'''

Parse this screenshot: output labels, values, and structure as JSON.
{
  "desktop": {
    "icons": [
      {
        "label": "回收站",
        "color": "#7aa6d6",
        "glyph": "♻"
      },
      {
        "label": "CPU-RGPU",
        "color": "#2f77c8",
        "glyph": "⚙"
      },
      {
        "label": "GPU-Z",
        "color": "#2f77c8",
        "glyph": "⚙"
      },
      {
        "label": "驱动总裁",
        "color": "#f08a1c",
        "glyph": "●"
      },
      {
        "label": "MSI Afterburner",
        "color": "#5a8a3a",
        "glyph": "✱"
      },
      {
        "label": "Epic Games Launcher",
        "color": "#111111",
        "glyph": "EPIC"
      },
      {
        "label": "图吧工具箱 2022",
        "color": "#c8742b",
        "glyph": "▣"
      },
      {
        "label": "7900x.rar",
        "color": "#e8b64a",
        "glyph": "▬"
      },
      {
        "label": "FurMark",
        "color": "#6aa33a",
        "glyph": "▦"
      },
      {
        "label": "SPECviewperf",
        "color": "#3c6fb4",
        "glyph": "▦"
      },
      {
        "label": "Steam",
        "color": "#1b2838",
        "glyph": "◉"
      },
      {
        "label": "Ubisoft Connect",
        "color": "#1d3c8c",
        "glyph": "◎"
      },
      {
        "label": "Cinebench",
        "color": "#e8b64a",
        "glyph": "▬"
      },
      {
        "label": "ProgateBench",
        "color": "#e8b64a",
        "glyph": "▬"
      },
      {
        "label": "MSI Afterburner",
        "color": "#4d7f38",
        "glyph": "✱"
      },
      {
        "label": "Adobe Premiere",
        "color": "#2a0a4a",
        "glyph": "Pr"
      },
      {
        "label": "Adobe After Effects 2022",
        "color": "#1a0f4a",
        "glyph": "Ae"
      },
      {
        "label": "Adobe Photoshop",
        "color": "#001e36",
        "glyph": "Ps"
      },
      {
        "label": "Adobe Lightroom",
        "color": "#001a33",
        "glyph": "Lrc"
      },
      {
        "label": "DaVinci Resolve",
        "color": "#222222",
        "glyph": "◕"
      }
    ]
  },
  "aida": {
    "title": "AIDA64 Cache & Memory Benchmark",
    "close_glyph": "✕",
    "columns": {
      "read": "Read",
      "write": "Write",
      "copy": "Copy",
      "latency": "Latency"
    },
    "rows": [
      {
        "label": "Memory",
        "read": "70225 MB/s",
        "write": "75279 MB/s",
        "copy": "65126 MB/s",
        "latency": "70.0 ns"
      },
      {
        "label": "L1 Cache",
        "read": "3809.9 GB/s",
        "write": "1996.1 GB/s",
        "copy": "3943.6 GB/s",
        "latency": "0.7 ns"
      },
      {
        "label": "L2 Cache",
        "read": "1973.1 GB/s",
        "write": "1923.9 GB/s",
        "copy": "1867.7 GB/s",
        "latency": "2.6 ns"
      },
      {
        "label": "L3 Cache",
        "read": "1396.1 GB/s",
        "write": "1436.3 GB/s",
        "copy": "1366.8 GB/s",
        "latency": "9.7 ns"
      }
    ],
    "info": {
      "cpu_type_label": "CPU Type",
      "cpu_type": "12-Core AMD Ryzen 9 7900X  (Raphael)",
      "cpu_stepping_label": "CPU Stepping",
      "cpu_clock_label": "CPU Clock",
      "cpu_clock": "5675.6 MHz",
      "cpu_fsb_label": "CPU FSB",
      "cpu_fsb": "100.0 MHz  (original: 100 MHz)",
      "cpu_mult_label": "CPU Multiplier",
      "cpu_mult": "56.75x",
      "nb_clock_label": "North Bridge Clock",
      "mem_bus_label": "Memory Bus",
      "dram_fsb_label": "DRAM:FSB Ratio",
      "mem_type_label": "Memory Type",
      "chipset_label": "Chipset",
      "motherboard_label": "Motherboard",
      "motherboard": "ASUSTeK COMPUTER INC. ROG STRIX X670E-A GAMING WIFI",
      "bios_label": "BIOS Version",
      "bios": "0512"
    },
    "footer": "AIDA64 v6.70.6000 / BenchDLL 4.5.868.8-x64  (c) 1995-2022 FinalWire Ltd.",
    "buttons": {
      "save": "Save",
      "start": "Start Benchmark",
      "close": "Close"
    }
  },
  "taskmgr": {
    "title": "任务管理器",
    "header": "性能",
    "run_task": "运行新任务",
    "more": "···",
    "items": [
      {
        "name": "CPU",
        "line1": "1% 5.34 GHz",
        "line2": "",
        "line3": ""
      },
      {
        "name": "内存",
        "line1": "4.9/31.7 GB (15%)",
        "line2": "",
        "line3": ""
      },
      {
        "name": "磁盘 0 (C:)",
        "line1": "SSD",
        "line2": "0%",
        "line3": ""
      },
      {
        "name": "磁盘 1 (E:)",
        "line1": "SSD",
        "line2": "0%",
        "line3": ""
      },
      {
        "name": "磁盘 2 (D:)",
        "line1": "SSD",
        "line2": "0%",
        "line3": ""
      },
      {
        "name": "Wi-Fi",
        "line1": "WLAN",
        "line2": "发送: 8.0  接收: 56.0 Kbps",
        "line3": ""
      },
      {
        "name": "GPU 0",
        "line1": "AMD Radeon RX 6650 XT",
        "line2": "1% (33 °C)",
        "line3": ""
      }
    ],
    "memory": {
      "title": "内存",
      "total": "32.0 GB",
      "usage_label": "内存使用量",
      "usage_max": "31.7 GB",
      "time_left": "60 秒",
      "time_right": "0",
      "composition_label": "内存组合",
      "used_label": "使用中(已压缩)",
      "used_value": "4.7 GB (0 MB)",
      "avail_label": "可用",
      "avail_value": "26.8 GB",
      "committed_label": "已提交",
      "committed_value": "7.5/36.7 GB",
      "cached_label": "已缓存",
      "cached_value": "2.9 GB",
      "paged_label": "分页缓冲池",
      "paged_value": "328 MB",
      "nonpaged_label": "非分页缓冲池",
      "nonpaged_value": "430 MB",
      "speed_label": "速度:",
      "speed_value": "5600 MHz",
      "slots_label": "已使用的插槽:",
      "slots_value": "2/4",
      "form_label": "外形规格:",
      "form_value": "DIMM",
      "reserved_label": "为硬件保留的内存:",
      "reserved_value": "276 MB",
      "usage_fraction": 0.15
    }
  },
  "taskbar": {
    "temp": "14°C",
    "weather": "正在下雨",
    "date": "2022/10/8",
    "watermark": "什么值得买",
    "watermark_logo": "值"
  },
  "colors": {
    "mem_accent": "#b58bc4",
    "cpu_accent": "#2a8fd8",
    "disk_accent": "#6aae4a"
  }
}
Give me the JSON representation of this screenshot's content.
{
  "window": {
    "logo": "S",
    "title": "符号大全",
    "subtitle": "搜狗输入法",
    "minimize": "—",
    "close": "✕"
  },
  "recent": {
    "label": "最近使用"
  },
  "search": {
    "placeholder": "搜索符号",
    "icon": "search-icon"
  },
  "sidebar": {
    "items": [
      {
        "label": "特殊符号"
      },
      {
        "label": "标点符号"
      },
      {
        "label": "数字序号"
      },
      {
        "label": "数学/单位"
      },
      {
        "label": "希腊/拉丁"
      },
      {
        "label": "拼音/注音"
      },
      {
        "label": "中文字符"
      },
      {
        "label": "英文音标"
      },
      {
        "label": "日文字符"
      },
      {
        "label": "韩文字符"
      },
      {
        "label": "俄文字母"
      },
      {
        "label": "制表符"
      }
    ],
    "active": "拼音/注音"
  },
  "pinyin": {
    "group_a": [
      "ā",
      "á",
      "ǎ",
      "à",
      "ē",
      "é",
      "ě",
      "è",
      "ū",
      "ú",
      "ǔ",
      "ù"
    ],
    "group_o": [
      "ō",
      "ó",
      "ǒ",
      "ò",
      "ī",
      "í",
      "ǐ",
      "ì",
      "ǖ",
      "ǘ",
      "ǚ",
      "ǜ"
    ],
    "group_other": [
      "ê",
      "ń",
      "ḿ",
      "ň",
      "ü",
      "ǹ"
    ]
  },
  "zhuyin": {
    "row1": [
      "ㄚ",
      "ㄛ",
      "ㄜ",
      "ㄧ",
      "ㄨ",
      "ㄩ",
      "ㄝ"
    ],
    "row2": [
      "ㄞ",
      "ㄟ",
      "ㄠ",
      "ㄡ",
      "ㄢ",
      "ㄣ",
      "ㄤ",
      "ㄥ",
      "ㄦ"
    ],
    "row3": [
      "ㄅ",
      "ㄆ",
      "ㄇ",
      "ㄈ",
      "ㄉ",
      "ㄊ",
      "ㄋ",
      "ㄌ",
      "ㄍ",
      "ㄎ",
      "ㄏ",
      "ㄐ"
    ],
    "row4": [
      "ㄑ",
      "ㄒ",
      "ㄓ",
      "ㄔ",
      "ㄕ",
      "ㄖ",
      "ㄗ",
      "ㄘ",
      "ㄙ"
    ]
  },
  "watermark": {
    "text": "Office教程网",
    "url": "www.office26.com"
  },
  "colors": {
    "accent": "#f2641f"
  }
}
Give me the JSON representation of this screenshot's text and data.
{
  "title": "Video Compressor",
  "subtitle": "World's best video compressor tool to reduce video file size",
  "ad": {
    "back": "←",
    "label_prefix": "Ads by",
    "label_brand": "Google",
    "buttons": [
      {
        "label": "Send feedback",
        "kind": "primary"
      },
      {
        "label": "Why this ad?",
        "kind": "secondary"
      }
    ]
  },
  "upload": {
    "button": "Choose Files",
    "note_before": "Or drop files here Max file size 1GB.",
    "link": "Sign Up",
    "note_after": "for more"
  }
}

'''

= What to work on =
Your answer should be a single number: how many lines in the data above include "text"?

= Solution for this problem =
2